**What you need to do**
Go through the records and report each line in which the word "Reed" occurs.

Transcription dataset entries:

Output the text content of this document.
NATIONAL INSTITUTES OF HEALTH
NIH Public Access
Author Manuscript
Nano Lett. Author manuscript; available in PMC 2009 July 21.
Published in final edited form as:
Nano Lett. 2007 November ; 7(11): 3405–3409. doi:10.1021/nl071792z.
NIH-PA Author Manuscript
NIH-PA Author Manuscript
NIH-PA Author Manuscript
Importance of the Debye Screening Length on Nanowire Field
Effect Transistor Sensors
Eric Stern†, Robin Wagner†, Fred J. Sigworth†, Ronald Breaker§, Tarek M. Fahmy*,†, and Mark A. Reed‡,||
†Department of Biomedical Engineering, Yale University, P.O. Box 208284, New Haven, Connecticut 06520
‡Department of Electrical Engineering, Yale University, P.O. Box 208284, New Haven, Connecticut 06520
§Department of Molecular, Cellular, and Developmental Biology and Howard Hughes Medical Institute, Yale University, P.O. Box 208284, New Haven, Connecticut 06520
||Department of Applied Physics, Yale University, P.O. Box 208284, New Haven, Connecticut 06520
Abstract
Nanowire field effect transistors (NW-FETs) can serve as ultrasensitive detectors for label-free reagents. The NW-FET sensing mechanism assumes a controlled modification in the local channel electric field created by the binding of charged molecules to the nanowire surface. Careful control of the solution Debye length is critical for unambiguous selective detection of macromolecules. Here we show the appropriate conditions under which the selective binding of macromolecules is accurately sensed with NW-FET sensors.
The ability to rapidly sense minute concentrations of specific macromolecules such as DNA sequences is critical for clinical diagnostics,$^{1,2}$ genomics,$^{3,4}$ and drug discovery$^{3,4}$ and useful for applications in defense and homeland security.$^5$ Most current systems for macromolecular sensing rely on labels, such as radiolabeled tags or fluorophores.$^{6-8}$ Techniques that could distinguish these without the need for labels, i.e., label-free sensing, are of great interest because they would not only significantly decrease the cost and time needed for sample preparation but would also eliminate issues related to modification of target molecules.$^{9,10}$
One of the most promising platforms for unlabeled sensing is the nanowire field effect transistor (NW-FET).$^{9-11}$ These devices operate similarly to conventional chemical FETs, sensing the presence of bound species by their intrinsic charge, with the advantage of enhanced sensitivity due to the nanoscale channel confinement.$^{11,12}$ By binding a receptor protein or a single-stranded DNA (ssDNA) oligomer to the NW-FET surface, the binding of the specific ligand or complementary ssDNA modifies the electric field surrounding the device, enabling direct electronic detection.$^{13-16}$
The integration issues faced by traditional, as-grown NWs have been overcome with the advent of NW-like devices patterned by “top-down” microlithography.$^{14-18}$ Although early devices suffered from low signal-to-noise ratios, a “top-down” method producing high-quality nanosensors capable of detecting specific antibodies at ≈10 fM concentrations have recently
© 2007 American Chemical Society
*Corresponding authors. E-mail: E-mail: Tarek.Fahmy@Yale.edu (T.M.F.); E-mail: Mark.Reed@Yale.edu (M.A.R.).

**Expected output**
Eric Stern†, Robin Wagner†, Fred J. Sigworth†, Ronald Breaker§, Tarek M. Fahmy*,†, and Mark A. Reed‡,||
*Corresponding authors. E-mail: E-mail: Tarek.Fahmy@Yale.edu (T.M.F.); E-mail: Mark.Reed@Yale.edu (M.A.R.).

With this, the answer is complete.